- **課題一覧**:
1/ 築地の卸売場の文章をもとに、次の問いにそれぞれ一行で答えよ。
(a) 水産物部本館1階の卸売業者売場は、どんな名前で呼ばれているか。
(b) 扱い量が膨大なために主となっている取引のやり方は何か。
(c) 1979年の住宅地図で、水産物部第2本館の第2卸売場に名前が入っている会社はどこか。
2/ 築地の卸売場の文章を、最後の文の後から書き継いでください。

- **抜粋本文**:
####

水産部卸売業者売場。中央区築地5-2。2018(平成30)年2月17日

水産物部本館(事務所棟)の1階が卸売業者売場で、セリ売りが行われるところ。「卸売場」あるいは「セリ場」と言われる。扱い量が膨大なので「相対(あいたい)売り」という直接取引が主で、セリは少ないという。高級魚がセリにかけられるのだろうか。
1979年の住宅地図に、各卸売会社の売場と思われるところに会社名が入っている。本館の南側に「第一水産㈱」、本館の中央辺りに「総合食品㈱」、本館の北側に「中央魚類㈱、大都魚類㈱、東都水産㈱、築地魚市場㈱」、本館の北の水産物部第2本館の第2卸売場に「中央魚類㈱」、さらにその北の水産物部新館の第6卸売場に「大都魚類㈱」である。総合食品は鮮魚は扱わない。もう1社「丸千千代田水産」があって、全部で7社の卸売会社がある。

####

- **元データ**:
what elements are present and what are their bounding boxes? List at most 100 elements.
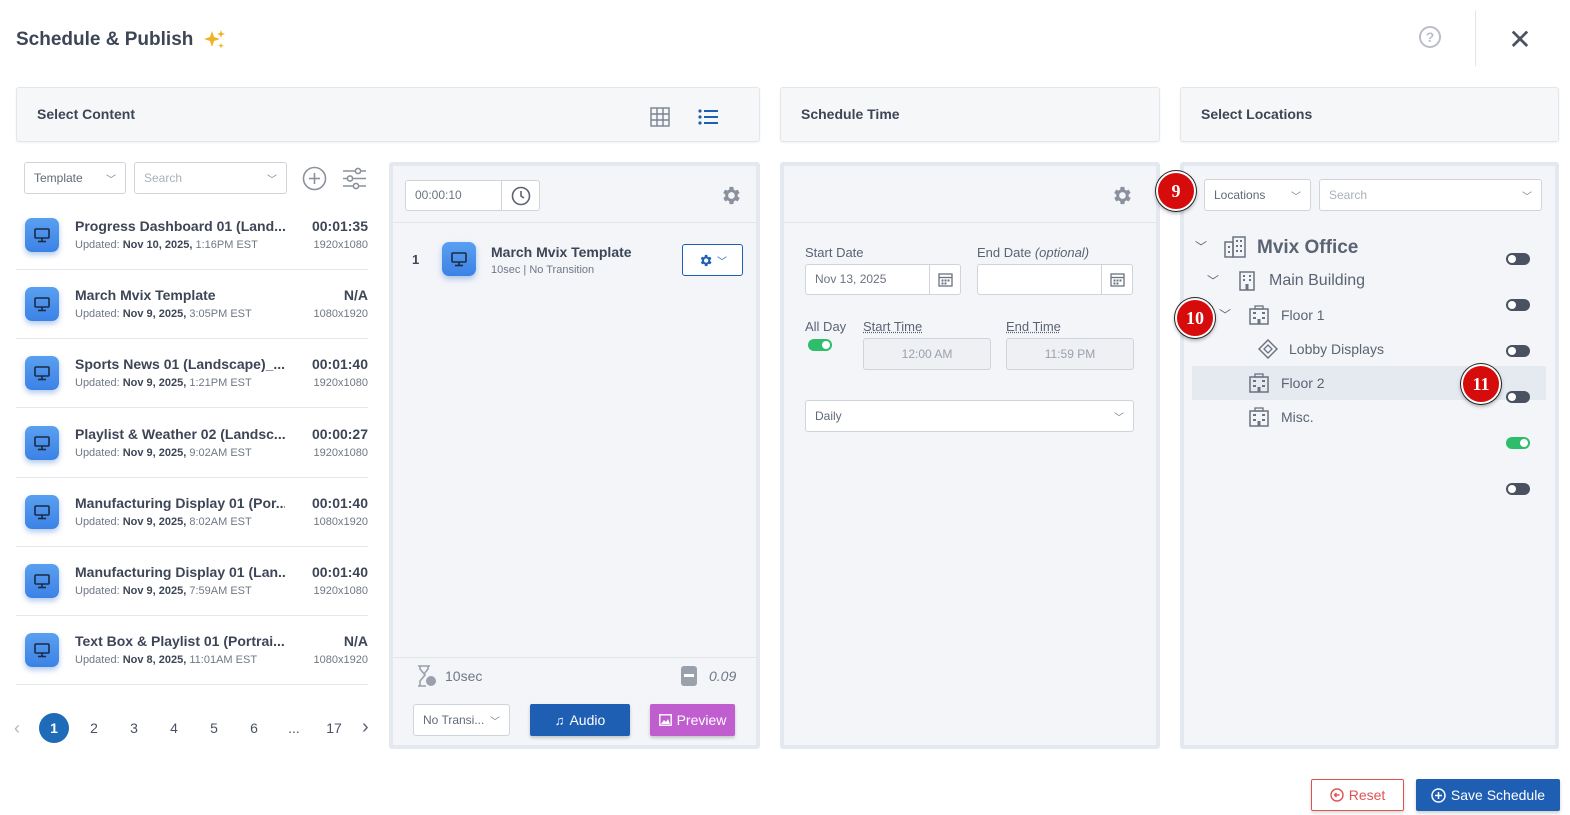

####

- **解答**:
1/
(a) 「卸売場」あるいは「セリ場」
(b) 「相対（あいたい）売り」という直接取引
(c) 中央魚類㈱

2/
取引の終わった卸売場に立ってみると、両側の柱と天井の梁がトンネルのように続いているだけの通路のように見える。上には事務所が乗っているわけだ。柱と梁はコンクリートで覆われているが心は鉄骨。梁の柱との接続部分がカーブしている。梁は上下2本の鉄骨をつないだ梯子状のもので、下の鉄骨の両端が曲がっているのである。持ち送りのような構造かと思うのだが、他に例があるのだろうか。



水産部卸売業者売場階段。2018(平成30)年2月17日

左写真の階段は本館の中央辺りにあるもの。右写真の方は、柱の番号から左写真の階段の向かい側、プラットホーム側のものかと思う。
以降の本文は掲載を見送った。